» TO DO
Each line that holds the word "time" should be returned.

» MATERIAL FOR THE TASK
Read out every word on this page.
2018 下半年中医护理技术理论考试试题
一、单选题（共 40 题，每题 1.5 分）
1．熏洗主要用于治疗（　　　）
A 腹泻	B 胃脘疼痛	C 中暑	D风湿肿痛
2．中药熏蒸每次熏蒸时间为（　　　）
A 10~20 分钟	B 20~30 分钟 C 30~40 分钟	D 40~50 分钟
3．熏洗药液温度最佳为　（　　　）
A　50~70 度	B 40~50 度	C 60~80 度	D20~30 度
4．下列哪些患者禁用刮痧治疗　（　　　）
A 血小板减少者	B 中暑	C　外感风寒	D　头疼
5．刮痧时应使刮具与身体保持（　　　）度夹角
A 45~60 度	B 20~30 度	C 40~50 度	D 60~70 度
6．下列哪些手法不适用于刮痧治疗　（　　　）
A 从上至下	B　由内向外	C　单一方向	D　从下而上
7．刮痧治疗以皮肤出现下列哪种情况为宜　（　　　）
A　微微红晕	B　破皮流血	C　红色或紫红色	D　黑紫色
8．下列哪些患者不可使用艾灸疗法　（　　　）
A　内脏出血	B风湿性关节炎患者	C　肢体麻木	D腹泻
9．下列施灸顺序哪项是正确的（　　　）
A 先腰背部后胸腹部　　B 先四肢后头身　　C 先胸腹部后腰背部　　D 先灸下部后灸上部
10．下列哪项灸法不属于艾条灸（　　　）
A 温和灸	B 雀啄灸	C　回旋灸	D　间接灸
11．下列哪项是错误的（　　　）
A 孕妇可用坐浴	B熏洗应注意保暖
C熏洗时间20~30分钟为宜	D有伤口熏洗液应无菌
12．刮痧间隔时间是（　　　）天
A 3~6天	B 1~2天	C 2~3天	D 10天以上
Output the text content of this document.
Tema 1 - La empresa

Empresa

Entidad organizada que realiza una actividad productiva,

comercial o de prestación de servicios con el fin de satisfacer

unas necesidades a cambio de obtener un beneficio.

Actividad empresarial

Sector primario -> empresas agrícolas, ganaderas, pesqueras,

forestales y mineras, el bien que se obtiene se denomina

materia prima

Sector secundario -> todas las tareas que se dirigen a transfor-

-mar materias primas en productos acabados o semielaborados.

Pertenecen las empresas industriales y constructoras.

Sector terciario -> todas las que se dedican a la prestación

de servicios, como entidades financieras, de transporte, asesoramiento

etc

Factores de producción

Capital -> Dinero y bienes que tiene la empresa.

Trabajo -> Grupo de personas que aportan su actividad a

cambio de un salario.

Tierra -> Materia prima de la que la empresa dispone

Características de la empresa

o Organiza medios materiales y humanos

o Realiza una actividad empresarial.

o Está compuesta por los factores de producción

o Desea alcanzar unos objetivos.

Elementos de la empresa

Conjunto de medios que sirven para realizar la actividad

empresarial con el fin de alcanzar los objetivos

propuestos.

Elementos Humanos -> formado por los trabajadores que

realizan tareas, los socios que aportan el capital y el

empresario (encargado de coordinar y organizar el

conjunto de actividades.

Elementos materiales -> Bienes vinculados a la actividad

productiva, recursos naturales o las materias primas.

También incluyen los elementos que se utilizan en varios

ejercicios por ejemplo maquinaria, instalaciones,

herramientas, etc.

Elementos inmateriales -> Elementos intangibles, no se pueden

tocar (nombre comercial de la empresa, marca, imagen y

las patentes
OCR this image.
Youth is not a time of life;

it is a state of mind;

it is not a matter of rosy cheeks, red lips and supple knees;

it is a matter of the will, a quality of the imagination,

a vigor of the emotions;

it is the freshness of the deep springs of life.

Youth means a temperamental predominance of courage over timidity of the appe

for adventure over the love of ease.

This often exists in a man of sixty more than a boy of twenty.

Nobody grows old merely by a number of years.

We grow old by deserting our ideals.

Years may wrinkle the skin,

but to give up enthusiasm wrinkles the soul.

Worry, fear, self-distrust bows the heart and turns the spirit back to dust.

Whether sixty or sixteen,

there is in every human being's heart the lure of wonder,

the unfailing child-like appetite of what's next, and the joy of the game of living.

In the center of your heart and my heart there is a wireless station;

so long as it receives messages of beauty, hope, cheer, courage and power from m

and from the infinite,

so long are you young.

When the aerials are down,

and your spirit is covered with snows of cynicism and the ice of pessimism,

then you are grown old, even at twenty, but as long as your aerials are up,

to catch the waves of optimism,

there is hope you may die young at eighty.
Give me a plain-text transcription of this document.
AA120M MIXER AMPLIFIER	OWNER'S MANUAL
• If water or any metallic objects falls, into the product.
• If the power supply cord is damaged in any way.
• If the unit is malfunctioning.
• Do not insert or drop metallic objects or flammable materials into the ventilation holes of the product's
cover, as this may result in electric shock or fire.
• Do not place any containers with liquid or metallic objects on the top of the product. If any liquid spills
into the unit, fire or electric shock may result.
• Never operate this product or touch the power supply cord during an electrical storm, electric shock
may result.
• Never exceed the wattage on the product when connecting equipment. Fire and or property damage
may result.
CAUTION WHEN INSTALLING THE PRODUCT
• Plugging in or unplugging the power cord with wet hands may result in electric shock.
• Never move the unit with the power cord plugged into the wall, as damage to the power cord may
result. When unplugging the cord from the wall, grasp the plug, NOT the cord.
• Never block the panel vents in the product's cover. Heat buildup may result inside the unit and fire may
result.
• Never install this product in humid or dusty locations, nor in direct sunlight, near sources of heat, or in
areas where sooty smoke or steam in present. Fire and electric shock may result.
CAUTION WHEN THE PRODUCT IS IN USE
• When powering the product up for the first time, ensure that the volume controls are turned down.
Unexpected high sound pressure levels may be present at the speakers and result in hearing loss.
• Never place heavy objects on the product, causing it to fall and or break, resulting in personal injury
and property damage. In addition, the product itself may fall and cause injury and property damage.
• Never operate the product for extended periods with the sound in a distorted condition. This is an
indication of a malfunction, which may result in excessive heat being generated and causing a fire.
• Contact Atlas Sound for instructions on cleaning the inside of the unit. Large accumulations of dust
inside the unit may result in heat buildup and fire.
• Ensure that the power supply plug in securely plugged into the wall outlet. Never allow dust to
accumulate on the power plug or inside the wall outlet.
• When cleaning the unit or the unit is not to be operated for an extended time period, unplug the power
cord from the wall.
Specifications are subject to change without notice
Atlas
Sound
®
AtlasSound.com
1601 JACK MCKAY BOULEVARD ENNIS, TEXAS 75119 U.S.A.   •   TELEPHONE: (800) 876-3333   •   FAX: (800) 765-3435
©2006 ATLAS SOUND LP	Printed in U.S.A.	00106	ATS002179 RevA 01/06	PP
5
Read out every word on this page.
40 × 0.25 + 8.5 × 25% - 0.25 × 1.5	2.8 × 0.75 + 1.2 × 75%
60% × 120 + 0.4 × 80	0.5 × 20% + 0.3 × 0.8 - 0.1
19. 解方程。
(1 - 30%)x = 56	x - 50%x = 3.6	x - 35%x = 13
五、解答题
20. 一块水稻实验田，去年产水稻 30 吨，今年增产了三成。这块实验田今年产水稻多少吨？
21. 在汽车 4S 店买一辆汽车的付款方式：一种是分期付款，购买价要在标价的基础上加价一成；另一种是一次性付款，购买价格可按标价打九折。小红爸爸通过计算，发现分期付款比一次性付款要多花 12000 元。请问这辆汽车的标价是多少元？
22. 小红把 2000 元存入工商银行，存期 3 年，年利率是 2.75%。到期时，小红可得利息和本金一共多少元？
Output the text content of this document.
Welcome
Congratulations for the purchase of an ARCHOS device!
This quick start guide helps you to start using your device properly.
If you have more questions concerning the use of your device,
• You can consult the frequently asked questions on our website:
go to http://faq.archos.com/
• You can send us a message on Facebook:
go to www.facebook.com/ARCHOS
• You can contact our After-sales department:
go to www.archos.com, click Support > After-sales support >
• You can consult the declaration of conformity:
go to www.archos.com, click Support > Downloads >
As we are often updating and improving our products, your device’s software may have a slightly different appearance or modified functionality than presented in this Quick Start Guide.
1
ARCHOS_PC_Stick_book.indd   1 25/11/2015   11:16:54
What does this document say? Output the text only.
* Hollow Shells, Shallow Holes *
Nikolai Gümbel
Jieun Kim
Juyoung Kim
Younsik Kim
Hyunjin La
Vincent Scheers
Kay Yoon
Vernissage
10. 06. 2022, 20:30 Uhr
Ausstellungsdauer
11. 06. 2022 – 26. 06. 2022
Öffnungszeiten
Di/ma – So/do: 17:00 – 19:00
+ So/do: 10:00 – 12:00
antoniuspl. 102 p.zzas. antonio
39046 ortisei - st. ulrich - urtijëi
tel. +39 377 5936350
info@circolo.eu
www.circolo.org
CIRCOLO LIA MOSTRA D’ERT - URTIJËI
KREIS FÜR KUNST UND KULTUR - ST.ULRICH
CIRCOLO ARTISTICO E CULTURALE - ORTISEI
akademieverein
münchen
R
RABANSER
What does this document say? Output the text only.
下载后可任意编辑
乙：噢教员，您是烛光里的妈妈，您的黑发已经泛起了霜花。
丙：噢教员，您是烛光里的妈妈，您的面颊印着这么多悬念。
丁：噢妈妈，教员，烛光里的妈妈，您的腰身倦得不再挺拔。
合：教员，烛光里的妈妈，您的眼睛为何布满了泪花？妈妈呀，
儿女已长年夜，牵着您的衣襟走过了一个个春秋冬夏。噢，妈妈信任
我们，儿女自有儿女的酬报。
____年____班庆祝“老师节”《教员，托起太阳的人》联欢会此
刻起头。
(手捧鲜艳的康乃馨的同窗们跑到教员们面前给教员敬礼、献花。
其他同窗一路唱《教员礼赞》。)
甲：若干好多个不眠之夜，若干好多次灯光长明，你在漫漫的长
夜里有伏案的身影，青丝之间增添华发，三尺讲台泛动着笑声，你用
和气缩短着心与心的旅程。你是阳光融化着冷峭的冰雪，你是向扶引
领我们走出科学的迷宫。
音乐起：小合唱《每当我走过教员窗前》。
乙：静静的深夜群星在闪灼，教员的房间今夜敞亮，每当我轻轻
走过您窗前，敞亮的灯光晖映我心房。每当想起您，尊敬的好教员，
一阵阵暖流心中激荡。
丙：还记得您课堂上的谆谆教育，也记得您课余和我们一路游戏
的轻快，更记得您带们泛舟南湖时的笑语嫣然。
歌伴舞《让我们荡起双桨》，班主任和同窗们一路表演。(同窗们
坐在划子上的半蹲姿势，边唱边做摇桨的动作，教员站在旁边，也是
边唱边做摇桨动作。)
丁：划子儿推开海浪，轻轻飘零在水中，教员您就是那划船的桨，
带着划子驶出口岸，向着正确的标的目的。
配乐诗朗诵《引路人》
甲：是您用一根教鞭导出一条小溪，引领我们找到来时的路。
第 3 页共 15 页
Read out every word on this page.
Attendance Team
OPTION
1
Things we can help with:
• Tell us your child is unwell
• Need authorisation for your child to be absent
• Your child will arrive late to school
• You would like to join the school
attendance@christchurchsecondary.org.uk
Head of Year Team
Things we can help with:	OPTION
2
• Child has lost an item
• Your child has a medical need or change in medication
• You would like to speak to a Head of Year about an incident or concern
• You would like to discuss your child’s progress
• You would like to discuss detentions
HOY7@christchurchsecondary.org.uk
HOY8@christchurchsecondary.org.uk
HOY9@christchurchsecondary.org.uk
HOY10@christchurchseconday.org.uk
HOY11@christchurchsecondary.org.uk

» TASK RESPONSE
Youth is not a time of life;
• When powering the product up for the first time, ensure that the volume controls are turned down.
• When cleaning the unit or the unit is not to be operated for an extended time period, unplug the power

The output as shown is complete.